[Stored items]
============
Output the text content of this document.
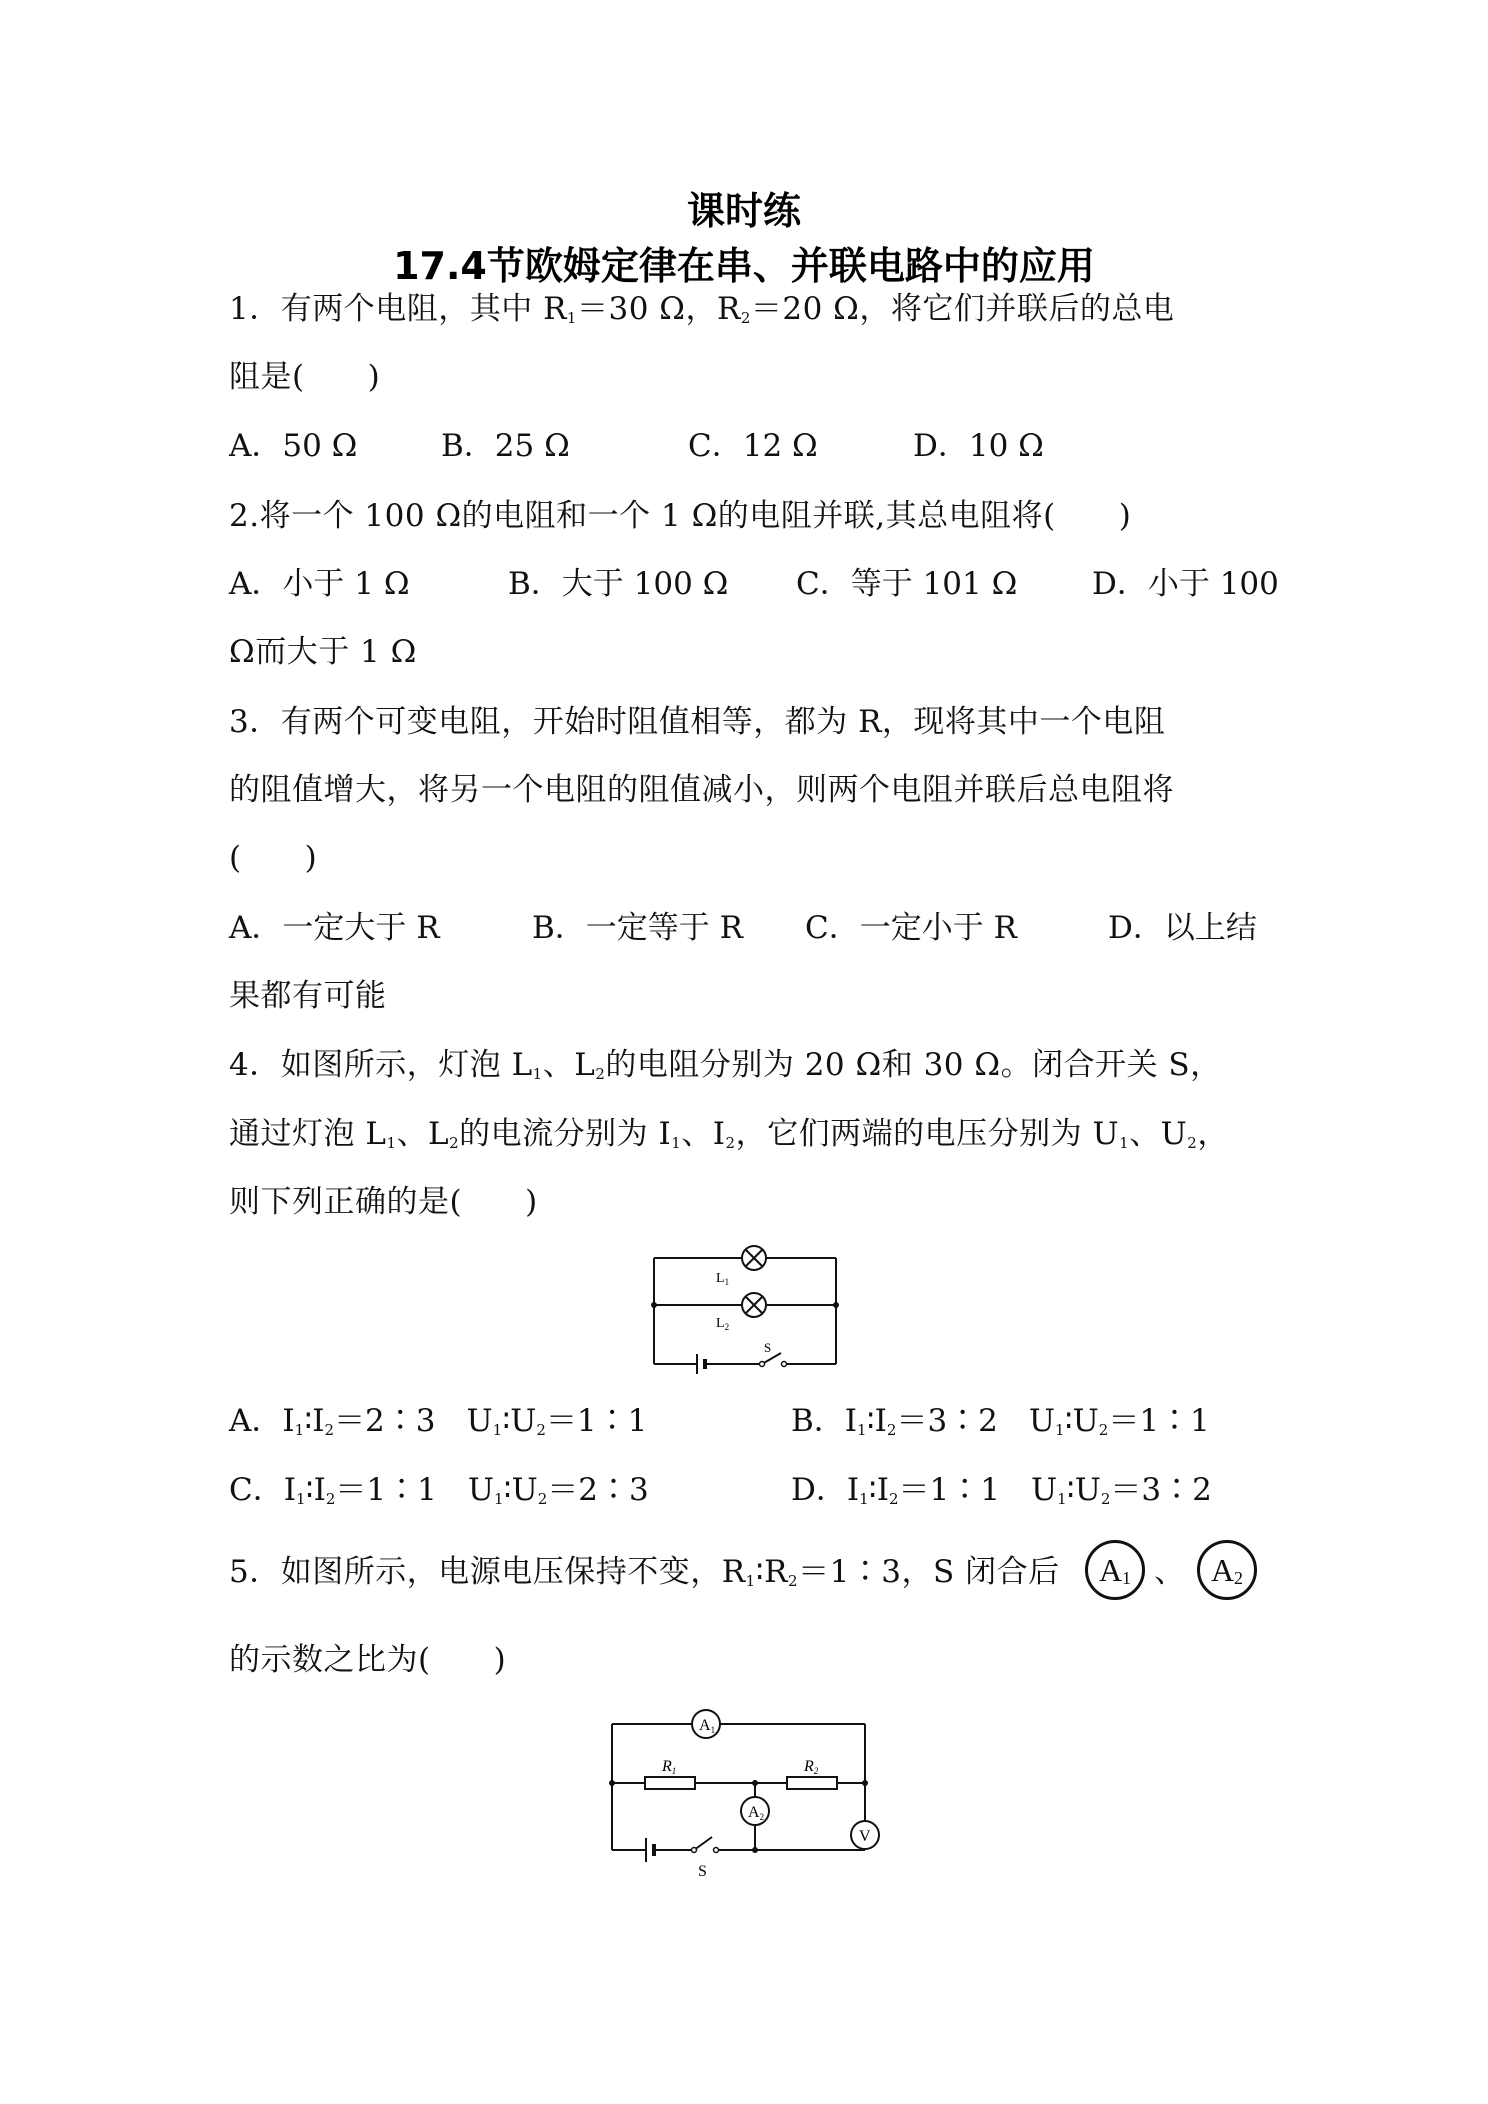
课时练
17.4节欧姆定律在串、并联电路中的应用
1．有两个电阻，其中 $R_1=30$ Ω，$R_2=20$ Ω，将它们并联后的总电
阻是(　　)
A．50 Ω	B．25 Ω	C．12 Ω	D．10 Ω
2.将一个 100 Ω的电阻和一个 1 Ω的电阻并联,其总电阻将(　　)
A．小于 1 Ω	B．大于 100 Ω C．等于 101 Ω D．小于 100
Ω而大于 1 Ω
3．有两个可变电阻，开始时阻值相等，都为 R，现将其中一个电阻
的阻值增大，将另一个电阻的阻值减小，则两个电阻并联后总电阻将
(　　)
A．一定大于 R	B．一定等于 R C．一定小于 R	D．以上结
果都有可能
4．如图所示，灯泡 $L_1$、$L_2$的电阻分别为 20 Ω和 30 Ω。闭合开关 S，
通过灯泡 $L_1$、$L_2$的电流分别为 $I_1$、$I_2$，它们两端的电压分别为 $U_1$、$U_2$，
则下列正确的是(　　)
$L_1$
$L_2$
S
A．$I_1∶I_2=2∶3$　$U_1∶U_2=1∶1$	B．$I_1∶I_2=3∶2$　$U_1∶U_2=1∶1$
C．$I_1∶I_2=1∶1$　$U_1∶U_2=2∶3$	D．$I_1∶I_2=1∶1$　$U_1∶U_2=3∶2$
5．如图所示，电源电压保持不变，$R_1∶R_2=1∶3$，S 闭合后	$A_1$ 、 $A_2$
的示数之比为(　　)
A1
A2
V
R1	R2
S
============
• Requirements: Set down all the data again exactly as above, pictures excluded.

• Answer for this exercise:
Output the text content of this document.
课时练
17.4节欧姆定律在串、并联电路中的应用
1．有两个电阻，其中 $R_1=30$ Ω，$R_2=20$ Ω，将它们并联后的总电
阻是(　　)
A．50 Ω	B．25 Ω	C．12 Ω	D．10 Ω
2.将一个 100 Ω的电阻和一个 1 Ω的电阻并联,其总电阻将(　　)
A．小于 1 Ω	B．大于 100 Ω C．等于 101 Ω D．小于 100
Ω而大于 1 Ω
3．有两个可变电阻，开始时阻值相等，都为 R，现将其中一个电阻
的阻值增大，将另一个电阻的阻值减小，则两个电阻并联后总电阻将
(　　)
A．一定大于 R	B．一定等于 R C．一定小于 R	D．以上结
果都有可能
4．如图所示，灯泡 $L_1$、$L_2$的电阻分别为 20 Ω和 30 Ω。闭合开关 S，
通过灯泡 $L_1$、$L_2$的电流分别为 $I_1$、$I_2$，它们两端的电压分别为 $U_1$、$U_2$，
则下列正确的是(　　)
$L_1$
$L_2$
S
A．$I_1∶I_2=2∶3$　$U_1∶U_2=1∶1$	B．$I_1∶I_2=3∶2$　$U_1∶U_2=1∶1$
C．$I_1∶I_2=1∶1$　$U_1∶U_2=2∶3$	D．$I_1∶I_2=1∶1$　$U_1∶U_2=3∶2$
5．如图所示，电源电压保持不变，$R_1∶R_2=1∶3$，S 闭合后	$A_1$ 、 $A_2$
的示数之比为(　　)
A1
A2
V
R1	R2
S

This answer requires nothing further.